— Supplied records —
╭──
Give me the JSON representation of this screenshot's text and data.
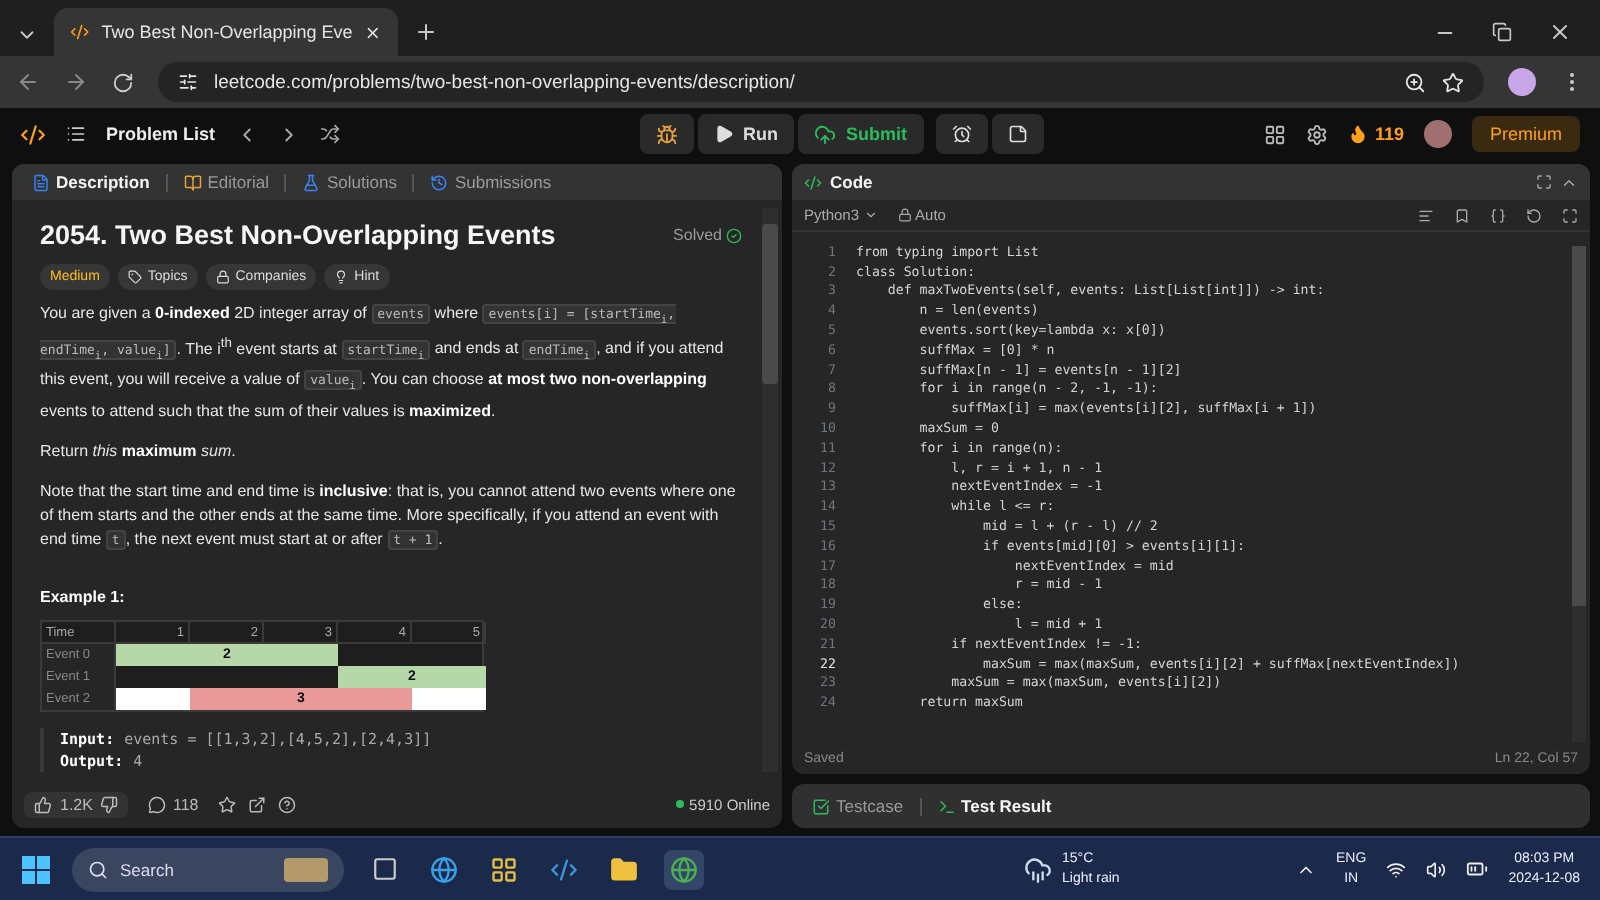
{
  "browser": {
    "tab_title": "Two Best Non-Overlapping Eve",
    "url": "leetcode.com/problems/two-best-non-overlapping-events/description/"
  },
  "nav": {
    "problem_list": "Problem List",
    "run": "Run",
    "submit": "Submit",
    "streak": "119",
    "premium": "Premium"
  },
  "left_tabs": [
    {
      "label": "Description",
      "selected": true,
      "kind": "description"
    },
    {
      "label": "Editorial",
      "selected": false,
      "kind": "editorial"
    },
    {
      "label": "Solutions",
      "selected": false,
      "kind": "solutions"
    },
    {
      "label": "Submissions",
      "selected": false,
      "kind": "submissions"
    }
  ],
  "problem": {
    "title": "2054. Two Best Non-Overlapping Events",
    "status": "Solved",
    "tags": [
      {
        "label": "Medium",
        "kind": "difficulty"
      },
      {
        "label": "Topics",
        "kind": "topics"
      },
      {
        "label": "Companies",
        "kind": "companies"
      },
      {
        "label": "Hint",
        "kind": "hint"
      }
    ],
    "paragraphs": [
      [
        {
          "kind": "text",
          "text": "You are given a **0-indexed** 2D integer array of "
        },
        {
          "kind": "code",
          "text": "events"
        },
        {
          "kind": "text",
          "text": " where "
        },
        {
          "kind": "code",
          "text": "events[i] = [startTime$_{i}$, endTime$_{i}$, value$_{i}$]"
        },
        {
          "kind": "text",
          "text": ". The i$^{th}$ event starts at "
        },
        {
          "kind": "code",
          "text": "startTime$_{i}$"
        },
        {
          "kind": "text",
          "text": " and ends at "
        },
        {
          "kind": "code",
          "text": "endTime$_{i}$"
        },
        {
          "kind": "text",
          "text": ", and if you attend this event, you will receive a value of "
        },
        {
          "kind": "code",
          "text": "value$_{i}$"
        },
        {
          "kind": "text",
          "text": ". You can choose **at most two non-overlapping** events to attend such that the sum of their values is **maximized**."
        }
      ],
      [
        {
          "kind": "text",
          "text": "Return *this* **maximum** *sum*."
        }
      ],
      [
        {
          "kind": "text",
          "text": "Note that the start time and end time is **inclusive**: that is, you cannot attend two events where one of them starts and the other ends at the same time. More specifically, if you attend an event with end time "
        },
        {
          "kind": "code",
          "text": "t"
        },
        {
          "kind": "text",
          "text": ", the next event must start at or after "
        },
        {
          "kind": "code",
          "text": "t + 1"
        },
        {
          "kind": "text",
          "text": "."
        }
      ]
    ],
    "example": {
      "heading": "Example 1:",
      "timeline": {
        "header": [
          "Time",
          "1",
          "2",
          "3",
          "4",
          "5"
        ],
        "rows": [
          {
            "label": "Event 0",
            "cells": [
              {
                "color": "#b6d7a8",
                "label": "2"
              },
              {
                "color": "#b6d7a8"
              },
              {
                "color": "#b6d7a8"
              },
              {},
              {}
            ]
          },
          {
            "label": "Event 1",
            "cells": [
              {},
              {},
              {},
              {
                "color": "#b6d7a8",
                "label": "2"
              },
              {
                "color": "#b6d7a8"
              }
            ]
          },
          {
            "label": "Event 2",
            "cells": [
              {
                "color": "#ffffff"
              },
              {
                "color": "#ea9999",
                "label": "3"
              },
              {
                "color": "#ea9999"
              },
              {
                "color": "#ea9999"
              },
              {
                "color": "#ffffff"
              }
            ]
          }
        ]
      },
      "input_label": "Input:",
      "input": "events = [[1,3,2],[4,5,2],[2,4,3]]",
      "output_label": "Output:",
      "output": "4"
    }
  },
  "footer": {
    "likes": "1.2K",
    "comments": "118",
    "online": "5910 Online"
  },
  "code_panel": {
    "title": "Code",
    "language": "Python3",
    "mode": "Auto",
    "status": "Saved",
    "cursor": "Ln 22, Col 57",
    "lines": [
      {
        "number": "1",
        "code": "from typing import List",
        "current": false
      },
      {
        "number": "2",
        "code": "class Solution:",
        "current": false
      },
      {
        "number": "3",
        "code": "    def maxTwoEvents(self, events: List[List[int]]) -> int:",
        "current": false
      },
      {
        "number": "4",
        "code": "        n = len(events)",
        "current": false
      },
      {
        "number": "5",
        "code": "        events.sort(key=lambda x: x[0])",
        "current": false
      },
      {
        "number": "6",
        "code": "        suffMax = [0] * n",
        "current": false
      },
      {
        "number": "7",
        "code": "        suffMax[n - 1] = events[n - 1][2]",
        "current": false
      },
      {
        "number": "8",
        "code": "        for i in range(n - 2, -1, -1):",
        "current": false
      },
      {
        "number": "9",
        "code": "            suffMax[i] = max(events[i][2], suffMax[i + 1])",
        "current": false
      },
      {
        "number": "10",
        "code": "        maxSum = 0",
        "current": false
      },
      {
        "number": "11",
        "code": "        for i in range(n):",
        "current": false
      },
      {
        "number": "12",
        "code": "            l, r = i + 1, n - 1",
        "current": false
      },
      {
        "number": "13",
        "code": "            nextEventIndex = -1",
        "current": false
      },
      {
        "number": "14",
        "code": "            while l <= r:",
        "current": false
      },
      {
        "number": "15",
        "code": "                mid = l + (r - l) // 2",
        "current": false
      },
      {
        "number": "16",
        "code": "                if events[mid][0] > events[i][1]:",
        "current": false
      },
      {
        "number": "17",
        "code": "                    nextEventIndex = mid",
        "current": false
      },
      {
        "number": "18",
        "code": "                    r = mid - 1",
        "current": false
      },
      {
        "number": "19",
        "code": "                else:",
        "current": false
      },
      {
        "number": "20",
        "code": "                    l = mid + 1",
        "current": false
      },
      {
        "number": "21",
        "code": "            if nextEventIndex != -1:",
        "current": false
      },
      {
        "number": "22",
        "code": "                maxSum = max(maxSum, events[i][2] + suffMax[nextEventIndex])",
        "current": true
      },
      {
        "number": "23",
        "code": "            maxSum = max(maxSum, events[i][2])",
        "current": false
      },
      {
        "number": "24",
        "code": "        return maxSum",
        "current": false
      }
    ]
  },
  "bottom_tabs": [
    {
      "label": "Testcase",
      "selected": false,
      "kind": "testcase"
    },
    {
      "label": "Test Result",
      "selected": true,
      "kind": "result"
    }
  ],
  "taskbar": {
    "search": "Search",
    "temperature": "15°C",
    "weather": "Light rain",
    "language": "ENG",
    "region": "IN",
    "time": "08:03 PM",
    "date": "2024-12-08"
  }
}
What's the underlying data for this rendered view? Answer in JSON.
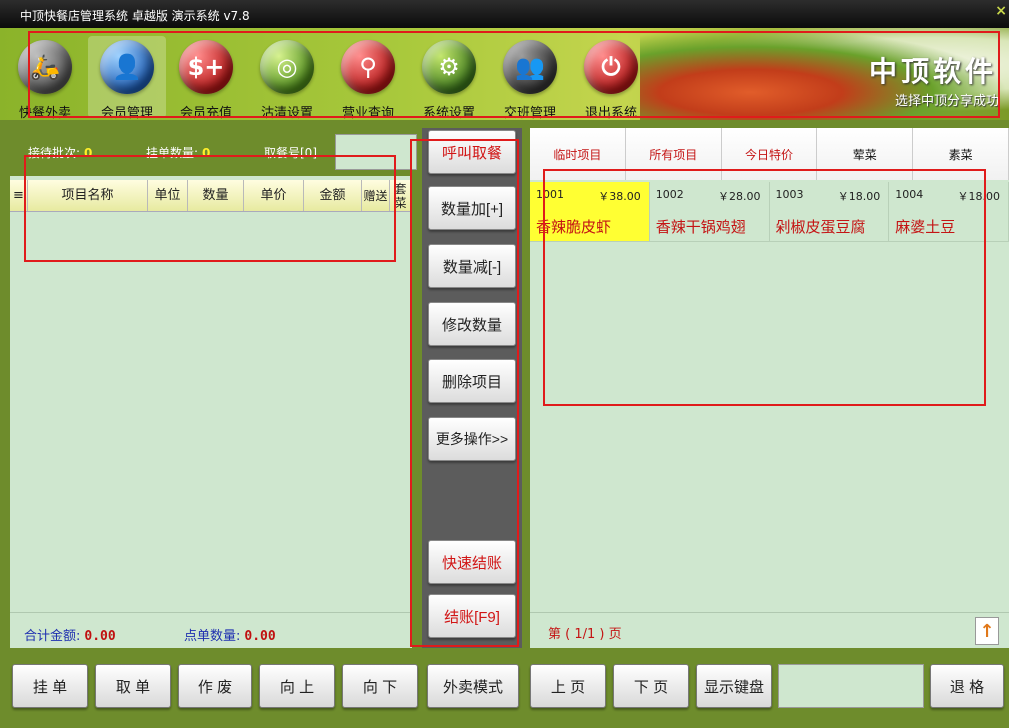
╰──
— What you need to do —
Find and copy every line in the entries above where the string "endTime" occurs.

— Correct result —
          "text": "events[i] = [startTime$_{i}$, endTime$_{i}$, value$_{i}$]"
          "text": "endTime$_{i}$"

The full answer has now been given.